* What is needed *
Count every line below in which "Više" occurs, then give only the count.

--- START OF Material for this exercise ---

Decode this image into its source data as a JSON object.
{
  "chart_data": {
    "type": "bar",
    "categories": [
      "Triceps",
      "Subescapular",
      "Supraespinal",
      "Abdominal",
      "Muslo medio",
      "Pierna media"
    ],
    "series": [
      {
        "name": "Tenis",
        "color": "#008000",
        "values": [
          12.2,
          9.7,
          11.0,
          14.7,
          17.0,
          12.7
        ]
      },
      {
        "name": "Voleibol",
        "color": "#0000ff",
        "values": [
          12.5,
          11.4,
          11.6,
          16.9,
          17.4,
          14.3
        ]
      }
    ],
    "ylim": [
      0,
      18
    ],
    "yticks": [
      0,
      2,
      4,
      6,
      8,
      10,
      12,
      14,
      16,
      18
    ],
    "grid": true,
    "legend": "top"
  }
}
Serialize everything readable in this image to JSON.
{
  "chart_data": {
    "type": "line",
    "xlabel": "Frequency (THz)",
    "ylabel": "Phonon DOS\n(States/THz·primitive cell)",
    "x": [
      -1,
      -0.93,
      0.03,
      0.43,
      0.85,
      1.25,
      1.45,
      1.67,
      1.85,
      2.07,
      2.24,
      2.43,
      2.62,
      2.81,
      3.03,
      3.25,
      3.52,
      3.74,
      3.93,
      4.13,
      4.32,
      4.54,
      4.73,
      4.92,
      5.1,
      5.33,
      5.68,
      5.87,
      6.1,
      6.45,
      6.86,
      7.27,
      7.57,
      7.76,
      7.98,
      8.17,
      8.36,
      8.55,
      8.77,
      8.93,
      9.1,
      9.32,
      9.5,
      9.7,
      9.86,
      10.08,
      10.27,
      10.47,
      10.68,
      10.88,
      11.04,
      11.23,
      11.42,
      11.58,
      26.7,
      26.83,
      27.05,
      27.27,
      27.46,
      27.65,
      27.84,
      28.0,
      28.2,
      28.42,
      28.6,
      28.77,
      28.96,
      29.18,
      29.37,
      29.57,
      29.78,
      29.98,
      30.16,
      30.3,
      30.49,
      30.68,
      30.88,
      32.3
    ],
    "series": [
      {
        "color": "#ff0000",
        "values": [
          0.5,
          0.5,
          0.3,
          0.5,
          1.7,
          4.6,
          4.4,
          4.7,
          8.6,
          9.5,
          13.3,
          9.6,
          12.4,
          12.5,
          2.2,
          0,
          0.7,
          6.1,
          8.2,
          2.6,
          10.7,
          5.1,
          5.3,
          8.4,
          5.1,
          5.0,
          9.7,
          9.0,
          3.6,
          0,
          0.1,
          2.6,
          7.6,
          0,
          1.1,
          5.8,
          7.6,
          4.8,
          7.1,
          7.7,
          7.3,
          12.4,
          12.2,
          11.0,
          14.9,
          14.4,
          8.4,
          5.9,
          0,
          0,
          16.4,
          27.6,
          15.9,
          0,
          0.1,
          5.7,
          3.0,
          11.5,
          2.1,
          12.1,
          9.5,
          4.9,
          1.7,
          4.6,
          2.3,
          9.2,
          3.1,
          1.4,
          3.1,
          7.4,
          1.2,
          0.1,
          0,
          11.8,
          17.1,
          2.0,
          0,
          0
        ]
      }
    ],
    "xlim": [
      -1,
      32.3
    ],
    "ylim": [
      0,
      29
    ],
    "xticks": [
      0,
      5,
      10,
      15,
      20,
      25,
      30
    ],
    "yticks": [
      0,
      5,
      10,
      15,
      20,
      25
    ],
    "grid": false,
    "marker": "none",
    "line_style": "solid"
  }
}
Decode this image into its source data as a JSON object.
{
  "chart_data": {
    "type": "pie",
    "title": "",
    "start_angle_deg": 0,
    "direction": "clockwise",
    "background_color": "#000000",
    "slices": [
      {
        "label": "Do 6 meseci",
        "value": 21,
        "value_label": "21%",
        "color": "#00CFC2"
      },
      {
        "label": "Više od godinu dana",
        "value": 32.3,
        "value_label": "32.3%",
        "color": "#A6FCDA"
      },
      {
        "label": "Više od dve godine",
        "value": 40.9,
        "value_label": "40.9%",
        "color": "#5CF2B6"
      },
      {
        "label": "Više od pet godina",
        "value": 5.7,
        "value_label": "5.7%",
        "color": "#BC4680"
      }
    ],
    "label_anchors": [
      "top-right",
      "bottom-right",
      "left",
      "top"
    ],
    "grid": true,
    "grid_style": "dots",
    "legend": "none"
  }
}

--- END OF Material for this exercise ---

* Result below *
3